* _STATED TASK_: Records follow. Select each line holding "einer".

▽

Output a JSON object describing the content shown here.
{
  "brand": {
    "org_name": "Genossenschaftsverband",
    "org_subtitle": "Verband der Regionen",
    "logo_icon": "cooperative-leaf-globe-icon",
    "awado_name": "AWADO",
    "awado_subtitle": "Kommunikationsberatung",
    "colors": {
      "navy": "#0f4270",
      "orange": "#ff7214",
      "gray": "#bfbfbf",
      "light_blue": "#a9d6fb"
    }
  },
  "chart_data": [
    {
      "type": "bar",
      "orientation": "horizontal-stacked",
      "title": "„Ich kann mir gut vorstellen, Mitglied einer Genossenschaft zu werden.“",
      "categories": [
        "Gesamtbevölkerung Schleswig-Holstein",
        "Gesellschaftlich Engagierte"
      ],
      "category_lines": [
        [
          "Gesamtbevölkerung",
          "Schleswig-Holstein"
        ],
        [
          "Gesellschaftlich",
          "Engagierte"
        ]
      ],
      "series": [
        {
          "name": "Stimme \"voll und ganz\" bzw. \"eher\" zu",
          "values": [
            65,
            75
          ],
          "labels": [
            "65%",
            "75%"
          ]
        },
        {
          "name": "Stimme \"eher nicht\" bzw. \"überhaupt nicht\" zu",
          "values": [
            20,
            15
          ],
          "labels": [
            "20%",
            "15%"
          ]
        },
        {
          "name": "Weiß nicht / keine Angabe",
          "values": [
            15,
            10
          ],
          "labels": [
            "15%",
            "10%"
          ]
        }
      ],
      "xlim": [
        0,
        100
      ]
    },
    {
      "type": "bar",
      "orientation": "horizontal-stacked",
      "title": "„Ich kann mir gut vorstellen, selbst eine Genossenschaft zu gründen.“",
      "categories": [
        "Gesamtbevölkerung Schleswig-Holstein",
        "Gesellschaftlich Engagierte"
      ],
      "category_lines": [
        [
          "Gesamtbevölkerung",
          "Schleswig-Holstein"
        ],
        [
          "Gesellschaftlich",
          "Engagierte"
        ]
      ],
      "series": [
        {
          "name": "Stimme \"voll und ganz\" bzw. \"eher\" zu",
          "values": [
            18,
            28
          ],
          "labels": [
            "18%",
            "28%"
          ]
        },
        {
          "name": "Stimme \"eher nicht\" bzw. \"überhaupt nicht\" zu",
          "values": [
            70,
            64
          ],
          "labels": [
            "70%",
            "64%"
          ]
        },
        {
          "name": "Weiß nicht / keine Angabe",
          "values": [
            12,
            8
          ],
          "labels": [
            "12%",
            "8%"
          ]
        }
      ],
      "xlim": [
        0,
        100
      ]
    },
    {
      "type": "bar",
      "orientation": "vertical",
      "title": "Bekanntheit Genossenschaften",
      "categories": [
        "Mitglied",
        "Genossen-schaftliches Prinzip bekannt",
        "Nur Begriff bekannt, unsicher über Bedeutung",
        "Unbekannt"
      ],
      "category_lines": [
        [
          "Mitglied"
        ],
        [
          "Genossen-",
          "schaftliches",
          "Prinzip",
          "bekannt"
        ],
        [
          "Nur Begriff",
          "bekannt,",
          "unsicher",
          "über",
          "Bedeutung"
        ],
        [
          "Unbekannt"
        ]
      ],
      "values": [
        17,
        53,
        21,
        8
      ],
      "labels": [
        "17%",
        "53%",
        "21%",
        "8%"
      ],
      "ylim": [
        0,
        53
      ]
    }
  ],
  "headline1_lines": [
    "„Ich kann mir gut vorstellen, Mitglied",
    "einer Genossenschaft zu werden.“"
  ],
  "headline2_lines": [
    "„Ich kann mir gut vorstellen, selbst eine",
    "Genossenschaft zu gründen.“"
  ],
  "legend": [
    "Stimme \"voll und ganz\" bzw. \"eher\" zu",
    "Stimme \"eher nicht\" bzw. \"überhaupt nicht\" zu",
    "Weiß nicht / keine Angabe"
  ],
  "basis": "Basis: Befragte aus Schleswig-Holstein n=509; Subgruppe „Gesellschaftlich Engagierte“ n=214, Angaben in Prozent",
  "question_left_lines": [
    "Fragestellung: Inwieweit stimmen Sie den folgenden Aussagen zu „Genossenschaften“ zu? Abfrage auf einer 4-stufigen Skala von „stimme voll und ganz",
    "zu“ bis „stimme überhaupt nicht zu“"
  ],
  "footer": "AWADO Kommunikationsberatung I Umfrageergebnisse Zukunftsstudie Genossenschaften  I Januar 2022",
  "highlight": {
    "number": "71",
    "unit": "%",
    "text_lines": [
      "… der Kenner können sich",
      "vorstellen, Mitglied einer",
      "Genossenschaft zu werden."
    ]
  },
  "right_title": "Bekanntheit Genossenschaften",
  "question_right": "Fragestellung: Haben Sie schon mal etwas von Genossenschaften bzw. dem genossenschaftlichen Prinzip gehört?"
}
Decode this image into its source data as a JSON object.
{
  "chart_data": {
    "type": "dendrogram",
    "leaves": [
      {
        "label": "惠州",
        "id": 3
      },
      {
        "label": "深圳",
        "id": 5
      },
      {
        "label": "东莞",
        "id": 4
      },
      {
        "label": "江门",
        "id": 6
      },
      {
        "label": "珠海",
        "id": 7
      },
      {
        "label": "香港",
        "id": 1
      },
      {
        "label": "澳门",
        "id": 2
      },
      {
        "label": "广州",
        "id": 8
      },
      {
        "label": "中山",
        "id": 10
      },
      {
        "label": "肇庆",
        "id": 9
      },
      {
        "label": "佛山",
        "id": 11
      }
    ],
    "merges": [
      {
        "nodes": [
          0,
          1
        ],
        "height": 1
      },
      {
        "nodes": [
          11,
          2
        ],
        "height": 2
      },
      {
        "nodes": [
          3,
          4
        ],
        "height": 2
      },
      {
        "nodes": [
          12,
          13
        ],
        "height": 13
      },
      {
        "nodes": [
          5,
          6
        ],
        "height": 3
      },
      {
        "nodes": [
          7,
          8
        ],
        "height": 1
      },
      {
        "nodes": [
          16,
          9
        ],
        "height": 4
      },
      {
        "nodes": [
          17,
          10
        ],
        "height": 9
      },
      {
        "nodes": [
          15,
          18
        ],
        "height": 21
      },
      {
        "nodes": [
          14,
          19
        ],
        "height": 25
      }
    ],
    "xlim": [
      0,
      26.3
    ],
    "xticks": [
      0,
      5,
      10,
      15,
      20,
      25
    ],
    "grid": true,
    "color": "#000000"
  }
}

△

* _RESPONSE_:
      "title": "„Ich kann mir gut vorstellen, Mitglied einer Genossenschaft zu werden.“",
    "einer Genossenschaft zu werden.“"
    "Fragestellung: Inwieweit stimmen Sie den folgenden Aussagen zu „Genossenschaften“ zu? Abfrage auf einer 4-stufigen Skala von „stimme voll und ganz",
      "vorstellen, Mitglied einer",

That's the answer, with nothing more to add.